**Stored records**
====================

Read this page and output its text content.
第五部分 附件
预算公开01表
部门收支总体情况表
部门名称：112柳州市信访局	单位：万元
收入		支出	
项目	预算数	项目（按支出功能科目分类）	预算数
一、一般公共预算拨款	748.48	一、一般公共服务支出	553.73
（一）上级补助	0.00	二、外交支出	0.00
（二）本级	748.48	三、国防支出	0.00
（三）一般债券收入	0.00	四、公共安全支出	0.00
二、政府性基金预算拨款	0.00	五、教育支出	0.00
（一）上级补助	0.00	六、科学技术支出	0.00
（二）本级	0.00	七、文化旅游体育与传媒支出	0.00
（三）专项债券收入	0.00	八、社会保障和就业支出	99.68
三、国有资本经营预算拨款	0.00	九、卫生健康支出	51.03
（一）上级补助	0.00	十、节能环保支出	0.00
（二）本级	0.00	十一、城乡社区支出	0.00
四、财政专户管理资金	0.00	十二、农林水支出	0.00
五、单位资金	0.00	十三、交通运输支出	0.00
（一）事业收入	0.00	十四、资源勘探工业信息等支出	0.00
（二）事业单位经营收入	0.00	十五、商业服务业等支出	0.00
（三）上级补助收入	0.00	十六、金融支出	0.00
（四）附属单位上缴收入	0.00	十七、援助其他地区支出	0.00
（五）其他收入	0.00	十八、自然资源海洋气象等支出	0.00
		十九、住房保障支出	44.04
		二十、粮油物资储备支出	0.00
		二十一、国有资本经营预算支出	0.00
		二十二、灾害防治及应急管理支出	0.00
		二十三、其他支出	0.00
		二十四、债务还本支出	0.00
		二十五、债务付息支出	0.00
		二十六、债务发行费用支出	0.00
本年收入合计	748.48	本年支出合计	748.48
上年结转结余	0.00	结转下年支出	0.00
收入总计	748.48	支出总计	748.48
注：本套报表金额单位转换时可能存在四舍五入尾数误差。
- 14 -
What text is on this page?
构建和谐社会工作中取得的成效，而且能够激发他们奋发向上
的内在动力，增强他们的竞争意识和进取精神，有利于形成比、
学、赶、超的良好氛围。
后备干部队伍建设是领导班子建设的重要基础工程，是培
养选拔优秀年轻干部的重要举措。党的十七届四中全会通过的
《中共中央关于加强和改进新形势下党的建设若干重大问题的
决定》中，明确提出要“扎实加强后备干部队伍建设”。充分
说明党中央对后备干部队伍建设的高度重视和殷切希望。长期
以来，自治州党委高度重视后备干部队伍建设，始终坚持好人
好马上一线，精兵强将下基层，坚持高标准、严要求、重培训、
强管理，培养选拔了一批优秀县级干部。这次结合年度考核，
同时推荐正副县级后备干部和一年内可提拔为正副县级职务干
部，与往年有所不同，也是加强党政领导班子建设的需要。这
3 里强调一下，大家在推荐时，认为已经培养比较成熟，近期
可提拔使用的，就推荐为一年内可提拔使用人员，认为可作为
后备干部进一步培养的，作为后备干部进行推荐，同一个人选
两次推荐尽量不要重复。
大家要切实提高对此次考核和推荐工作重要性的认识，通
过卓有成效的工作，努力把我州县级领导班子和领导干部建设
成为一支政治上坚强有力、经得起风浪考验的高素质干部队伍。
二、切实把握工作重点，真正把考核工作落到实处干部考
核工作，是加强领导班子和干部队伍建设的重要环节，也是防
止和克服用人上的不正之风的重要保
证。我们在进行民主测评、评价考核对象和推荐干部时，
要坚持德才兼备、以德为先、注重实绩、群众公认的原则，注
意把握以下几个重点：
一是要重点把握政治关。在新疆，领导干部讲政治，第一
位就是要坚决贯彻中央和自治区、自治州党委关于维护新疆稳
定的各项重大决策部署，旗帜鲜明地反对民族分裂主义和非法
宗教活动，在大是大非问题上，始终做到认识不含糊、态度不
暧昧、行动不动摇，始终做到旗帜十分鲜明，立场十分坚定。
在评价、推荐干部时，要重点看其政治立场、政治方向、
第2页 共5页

====================

**TASK TO COMPLETE**
Repeat the records above exactly, from the first line to the last.

**RESULT OF THIS TASK**
Read this page and output its text content.
第五部分 附件
预算公开01表
部门收支总体情况表
部门名称：112柳州市信访局	单位：万元
收入		支出	
项目	预算数	项目（按支出功能科目分类）	预算数
一、一般公共预算拨款	748.48	一、一般公共服务支出	553.73
（一）上级补助	0.00	二、外交支出	0.00
（二）本级	748.48	三、国防支出	0.00
（三）一般债券收入	0.00	四、公共安全支出	0.00
二、政府性基金预算拨款	0.00	五、教育支出	0.00
（一）上级补助	0.00	六、科学技术支出	0.00
（二）本级	0.00	七、文化旅游体育与传媒支出	0.00
（三）专项债券收入	0.00	八、社会保障和就业支出	99.68
三、国有资本经营预算拨款	0.00	九、卫生健康支出	51.03
（一）上级补助	0.00	十、节能环保支出	0.00
（二）本级	0.00	十一、城乡社区支出	0.00
四、财政专户管理资金	0.00	十二、农林水支出	0.00
五、单位资金	0.00	十三、交通运输支出	0.00
（一）事业收入	0.00	十四、资源勘探工业信息等支出	0.00
（二）事业单位经营收入	0.00	十五、商业服务业等支出	0.00
（三）上级补助收入	0.00	十六、金融支出	0.00
（四）附属单位上缴收入	0.00	十七、援助其他地区支出	0.00
（五）其他收入	0.00	十八、自然资源海洋气象等支出	0.00
		十九、住房保障支出	44.04
		二十、粮油物资储备支出	0.00
		二十一、国有资本经营预算支出	0.00
		二十二、灾害防治及应急管理支出	0.00
		二十三、其他支出	0.00
		二十四、债务还本支出	0.00
		二十五、债务付息支出	0.00
		二十六、债务发行费用支出	0.00
本年收入合计	748.48	本年支出合计	748.48
上年结转结余	0.00	结转下年支出	0.00
收入总计	748.48	支出总计	748.48
注：本套报表金额单位转换时可能存在四舍五入尾数误差。
- 14 -
What text is on this page?
构建和谐社会工作中取得的成效，而且能够激发他们奋发向上
的内在动力，增强他们的竞争意识和进取精神，有利于形成比、
学、赶、超的良好氛围。
后备干部队伍建设是领导班子建设的重要基础工程，是培
养选拔优秀年轻干部的重要举措。党的十七届四中全会通过的
《中共中央关于加强和改进新形势下党的建设若干重大问题的
决定》中，明确提出要“扎实加强后备干部队伍建设”。充分
说明党中央对后备干部队伍建设的高度重视和殷切希望。长期
以来，自治州党委高度重视后备干部队伍建设，始终坚持好人
好马上一线，精兵强将下基层，坚持高标准、严要求、重培训、
强管理，培养选拔了一批优秀县级干部。这次结合年度考核，
同时推荐正副县级后备干部和一年内可提拔为正副县级职务干
部，与往年有所不同，也是加强党政领导班子建设的需要。这
3 里强调一下，大家在推荐时，认为已经培养比较成熟，近期
可提拔使用的，就推荐为一年内可提拔使用人员，认为可作为
后备干部进一步培养的，作为后备干部进行推荐，同一个人选
两次推荐尽量不要重复。
大家要切实提高对此次考核和推荐工作重要性的认识，通
过卓有成效的工作，努力把我州县级领导班子和领导干部建设
成为一支政治上坚强有力、经得起风浪考验的高素质干部队伍。
二、切实把握工作重点，真正把考核工作落到实处干部考
核工作，是加强领导班子和干部队伍建设的重要环节，也是防
止和克服用人上的不正之风的重要保
证。我们在进行民主测评、评价考核对象和推荐干部时，
要坚持德才兼备、以德为先、注重实绩、群众公认的原则，注
意把握以下几个重点：
一是要重点把握政治关。在新疆，领导干部讲政治，第一
位就是要坚决贯彻中央和自治区、自治州党委关于维护新疆稳
定的各项重大决策部署，旗帜鲜明地反对民族分裂主义和非法
宗教活动，在大是大非问题上，始终做到认识不含糊、态度不
暧昧、行动不动摇，始终做到旗帜十分鲜明，立场十分坚定。
在评价、推荐干部时，要重点看其政治立场、政治方向、
第2页 共5页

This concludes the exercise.